((

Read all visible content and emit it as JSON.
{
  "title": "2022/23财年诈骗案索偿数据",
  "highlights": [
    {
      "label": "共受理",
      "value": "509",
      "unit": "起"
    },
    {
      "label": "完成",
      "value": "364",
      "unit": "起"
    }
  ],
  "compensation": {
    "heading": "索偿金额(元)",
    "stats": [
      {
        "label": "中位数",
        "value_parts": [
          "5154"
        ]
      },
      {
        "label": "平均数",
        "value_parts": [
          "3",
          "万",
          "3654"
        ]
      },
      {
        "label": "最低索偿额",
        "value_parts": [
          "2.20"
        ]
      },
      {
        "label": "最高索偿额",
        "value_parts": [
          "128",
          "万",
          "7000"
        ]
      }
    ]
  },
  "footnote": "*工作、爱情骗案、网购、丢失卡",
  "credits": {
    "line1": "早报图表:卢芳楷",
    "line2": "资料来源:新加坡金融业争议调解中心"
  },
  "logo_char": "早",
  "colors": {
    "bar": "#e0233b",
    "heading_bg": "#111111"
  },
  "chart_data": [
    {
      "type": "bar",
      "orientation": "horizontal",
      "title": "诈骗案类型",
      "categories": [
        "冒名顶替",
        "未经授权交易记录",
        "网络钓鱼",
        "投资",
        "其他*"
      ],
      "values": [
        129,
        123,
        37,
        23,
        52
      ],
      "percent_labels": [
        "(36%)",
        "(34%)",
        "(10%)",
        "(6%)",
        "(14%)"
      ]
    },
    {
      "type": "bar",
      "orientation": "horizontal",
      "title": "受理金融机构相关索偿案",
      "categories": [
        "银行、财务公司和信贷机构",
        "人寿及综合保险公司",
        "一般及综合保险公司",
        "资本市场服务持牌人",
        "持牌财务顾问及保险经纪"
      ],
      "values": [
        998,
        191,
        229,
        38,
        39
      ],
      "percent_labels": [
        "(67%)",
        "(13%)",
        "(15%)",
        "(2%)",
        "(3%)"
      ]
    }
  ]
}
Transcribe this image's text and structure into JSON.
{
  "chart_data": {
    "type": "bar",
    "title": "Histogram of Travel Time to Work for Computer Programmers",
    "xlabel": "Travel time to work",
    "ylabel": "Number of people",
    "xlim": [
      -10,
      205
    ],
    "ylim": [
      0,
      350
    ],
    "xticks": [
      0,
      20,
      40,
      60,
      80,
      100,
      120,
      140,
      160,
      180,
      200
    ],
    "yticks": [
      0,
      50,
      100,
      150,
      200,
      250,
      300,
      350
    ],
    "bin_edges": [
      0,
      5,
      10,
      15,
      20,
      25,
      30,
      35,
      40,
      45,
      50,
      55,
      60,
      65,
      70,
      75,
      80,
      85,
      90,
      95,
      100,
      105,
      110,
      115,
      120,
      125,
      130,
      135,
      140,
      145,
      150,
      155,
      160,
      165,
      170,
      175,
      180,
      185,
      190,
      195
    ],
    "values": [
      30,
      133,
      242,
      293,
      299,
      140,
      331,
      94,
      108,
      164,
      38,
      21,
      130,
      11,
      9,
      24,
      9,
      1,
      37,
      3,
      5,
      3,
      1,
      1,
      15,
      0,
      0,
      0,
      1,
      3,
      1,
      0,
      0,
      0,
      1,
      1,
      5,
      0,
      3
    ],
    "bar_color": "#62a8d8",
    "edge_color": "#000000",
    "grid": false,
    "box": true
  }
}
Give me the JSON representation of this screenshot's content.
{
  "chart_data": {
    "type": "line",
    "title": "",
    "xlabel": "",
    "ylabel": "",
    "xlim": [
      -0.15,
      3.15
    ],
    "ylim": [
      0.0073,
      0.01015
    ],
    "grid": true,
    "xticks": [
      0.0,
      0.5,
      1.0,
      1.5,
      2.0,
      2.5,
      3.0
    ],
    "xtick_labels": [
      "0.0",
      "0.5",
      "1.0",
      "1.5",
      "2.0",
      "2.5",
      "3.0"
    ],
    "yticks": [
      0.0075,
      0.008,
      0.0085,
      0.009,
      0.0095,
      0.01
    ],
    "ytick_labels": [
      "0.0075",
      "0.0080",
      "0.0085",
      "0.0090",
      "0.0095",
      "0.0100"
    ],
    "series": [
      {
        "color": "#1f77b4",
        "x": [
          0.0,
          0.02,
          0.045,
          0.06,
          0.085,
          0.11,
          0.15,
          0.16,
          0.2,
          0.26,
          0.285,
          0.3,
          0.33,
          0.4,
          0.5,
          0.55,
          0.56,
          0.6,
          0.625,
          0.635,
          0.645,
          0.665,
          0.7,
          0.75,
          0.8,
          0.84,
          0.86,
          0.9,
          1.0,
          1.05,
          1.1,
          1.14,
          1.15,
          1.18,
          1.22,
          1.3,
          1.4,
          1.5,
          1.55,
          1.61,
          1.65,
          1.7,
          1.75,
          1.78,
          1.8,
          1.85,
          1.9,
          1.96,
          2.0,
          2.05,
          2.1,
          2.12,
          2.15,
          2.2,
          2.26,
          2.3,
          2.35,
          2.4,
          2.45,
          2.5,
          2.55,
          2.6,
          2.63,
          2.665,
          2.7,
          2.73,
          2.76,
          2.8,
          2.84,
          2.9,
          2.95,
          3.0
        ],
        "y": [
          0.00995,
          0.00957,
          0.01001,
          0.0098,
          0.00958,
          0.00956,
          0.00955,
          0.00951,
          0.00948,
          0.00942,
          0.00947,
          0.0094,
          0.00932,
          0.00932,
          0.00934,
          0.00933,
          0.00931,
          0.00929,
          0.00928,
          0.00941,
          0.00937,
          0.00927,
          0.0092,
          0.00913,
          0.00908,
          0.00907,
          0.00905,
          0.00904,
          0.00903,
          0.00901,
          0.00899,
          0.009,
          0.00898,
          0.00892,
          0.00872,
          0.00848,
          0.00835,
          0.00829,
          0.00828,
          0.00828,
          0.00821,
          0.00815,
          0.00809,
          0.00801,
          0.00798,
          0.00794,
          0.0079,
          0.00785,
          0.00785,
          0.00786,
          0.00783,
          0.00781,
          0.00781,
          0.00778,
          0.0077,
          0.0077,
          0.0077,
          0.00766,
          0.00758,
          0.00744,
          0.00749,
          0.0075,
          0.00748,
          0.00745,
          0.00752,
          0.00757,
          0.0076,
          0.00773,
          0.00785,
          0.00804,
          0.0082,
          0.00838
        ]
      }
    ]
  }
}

))

• _Given problem_: Your task is to repeat each line of the material exactly.

• _Task answer_:
Read all visible content and emit it as JSON.
{
  "title": "2022/23财年诈骗案索偿数据",
  "highlights": [
    {
      "label": "共受理",
      "value": "509",
      "unit": "起"
    },
    {
      "label": "完成",
      "value": "364",
      "unit": "起"
    }
  ],
  "compensation": {
    "heading": "索偿金额(元)",
    "stats": [
      {
        "label": "中位数",
        "value_parts": [
          "5154"
        ]
      },
      {
        "label": "平均数",
        "value_parts": [
          "3",
          "万",
          "3654"
        ]
      },
      {
        "label": "最低索偿额",
        "value_parts": [
          "2.20"
        ]
      },
      {
        "label": "最高索偿额",
        "value_parts": [
          "128",
          "万",
          "7000"
        ]
      }
    ]
  },
  "footnote": "*工作、爱情骗案、网购、丢失卡",
  "credits": {
    "line1": "早报图表:卢芳楷",
    "line2": "资料来源:新加坡金融业争议调解中心"
  },
  "logo_char": "早",
  "colors": {
    "bar": "#e0233b",
    "heading_bg": "#111111"
  },
  "chart_data": [
    {
      "type": "bar",
      "orientation": "horizontal",
      "title": "诈骗案类型",
      "categories": [
        "冒名顶替",
        "未经授权交易记录",
        "网络钓鱼",
        "投资",
        "其他*"
      ],
      "values": [
        129,
        123,
        37,
        23,
        52
      ],
      "percent_labels": [
        "(36%)",
        "(34%)",
        "(10%)",
        "(6%)",
        "(14%)"
      ]
    },
    {
      "type": "bar",
      "orientation": "horizontal",
      "title": "受理金融机构相关索偿案",
      "categories": [
        "银行、财务公司和信贷机构",
        "人寿及综合保险公司",
        "一般及综合保险公司",
        "资本市场服务持牌人",
        "持牌财务顾问及保险经纪"
      ],
      "values": [
        998,
        191,
        229,
        38,
        39
      ],
      "percent_labels": [
        "(67%)",
        "(13%)",
        "(15%)",
        "(2%)",
        "(3%)"
      ]
    }
  ]
}
Transcribe this image's text and structure into JSON.
{
  "chart_data": {
    "type": "bar",
    "title": "Histogram of Travel Time to Work for Computer Programmers",
    "xlabel": "Travel time to work",
    "ylabel": "Number of people",
    "xlim": [
      -10,
      205
    ],
    "ylim": [
      0,
      350
    ],
    "xticks": [
      0,
      20,
      40,
      60,
      80,
      100,
      120,
      140,
      160,
      180,
      200
    ],
    "yticks": [
      0,
      50,
      100,
      150,
      200,
      250,
      300,
      350
    ],
    "bin_edges": [
      0,
      5,
      10,
      15,
      20,
      25,
      30,
      35,
      40,
      45,
      50,
      55,
      60,
      65,
      70,
      75,
      80,
      85,
      90,
      95,
      100,
      105,
      110,
      115,
      120,
      125,
      130,
      135,
      140,
      145,
      150,
      155,
      160,
      165,
      170,
      175,
      180,
      185,
      190,
      195
    ],
    "values": [
      30,
      133,
      242,
      293,
      299,
      140,
      331,
      94,
      108,
      164,
      38,
      21,
      130,
      11,
      9,
      24,
      9,
      1,
      37,
      3,
      5,
      3,
      1,
      1,
      15,
      0,
      0,
      0,
      1,
      3,
      1,
      0,
      0,
      0,
      1,
      1,
      5,
      0,
      3
    ],
    "bar_color": "#62a8d8",
    "edge_color": "#000000",
    "grid": false,
    "box": true
  }
}
Give me the JSON representation of this screenshot's content.
{
  "chart_data": {
    "type": "line",
    "title": "",
    "xlabel": "",
    "ylabel": "",
    "xlim": [
      -0.15,
      3.15
    ],
    "ylim": [
      0.0073,
      0.01015
    ],
    "grid": true,
    "xticks": [
      0.0,
      0.5,
      1.0,
      1.5,
      2.0,
      2.5,
      3.0
    ],
    "xtick_labels": [
      "0.0",
      "0.5",
      "1.0",
      "1.5",
      "2.0",
      "2.5",
      "3.0"
    ],
    "yticks": [
      0.0075,
      0.008,
      0.0085,
      0.009,
      0.0095,
      0.01
    ],
    "ytick_labels": [
      "0.0075",
      "0.0080",
      "0.0085",
      "0.0090",
      "0.0095",
      "0.0100"
    ],
    "series": [
      {
        "color": "#1f77b4",
        "x": [
          0.0,
          0.02,
          0.045,
          0.06,
          0.085,
          0.11,
          0.15,
          0.16,
          0.2,
          0.26,
          0.285,
          0.3,
          0.33,
          0.4,
          0.5,
          0.55,
          0.56,
          0.6,
          0.625,
          0.635,
          0.645,
          0.665,
          0.7,
          0.75,
          0.8,
          0.84,
          0.86,
          0.9,
          1.0,
          1.05,
          1.1,
          1.14,
          1.15,
          1.18,
          1.22,
          1.3,
          1.4,
          1.5,
          1.55,
          1.61,
          1.65,
          1.7,
          1.75,
          1.78,
          1.8,
          1.85,
          1.9,
          1.96,
          2.0,
          2.05,
          2.1,
          2.12,
          2.15,
          2.2,
          2.26,
          2.3,
          2.35,
          2.4,
          2.45,
          2.5,
          2.55,
          2.6,
          2.63,
          2.665,
          2.7,
          2.73,
          2.76,
          2.8,
          2.84,
          2.9,
          2.95,
          3.0
        ],
        "y": [
          0.00995,
          0.00957,
          0.01001,
          0.0098,
          0.00958,
          0.00956,
          0.00955,
          0.00951,
          0.00948,
          0.00942,
          0.00947,
          0.0094,
          0.00932,
          0.00932,
          0.00934,
          0.00933,
          0.00931,
          0.00929,
          0.00928,
          0.00941,
          0.00937,
          0.00927,
          0.0092,
          0.00913,
          0.00908,
          0.00907,
          0.00905,
          0.00904,
          0.00903,
          0.00901,
          0.00899,
          0.009,
          0.00898,
          0.00892,
          0.00872,
          0.00848,
          0.00835,
          0.00829,
          0.00828,
          0.00828,
          0.00821,
          0.00815,
          0.00809,
          0.00801,
          0.00798,
          0.00794,
          0.0079,
          0.00785,
          0.00785,
          0.00786,
          0.00783,
          0.00781,
          0.00781,
          0.00778,
          0.0077,
          0.0077,
          0.0077,
          0.00766,
          0.00758,
          0.00744,
          0.00749,
          0.0075,
          0.00748,
          0.00745,
          0.00752,
          0.00757,
          0.0076,
          0.00773,
          0.00785,
          0.00804,
          0.0082,
          0.00838
        ]
      }
    ]
  }
}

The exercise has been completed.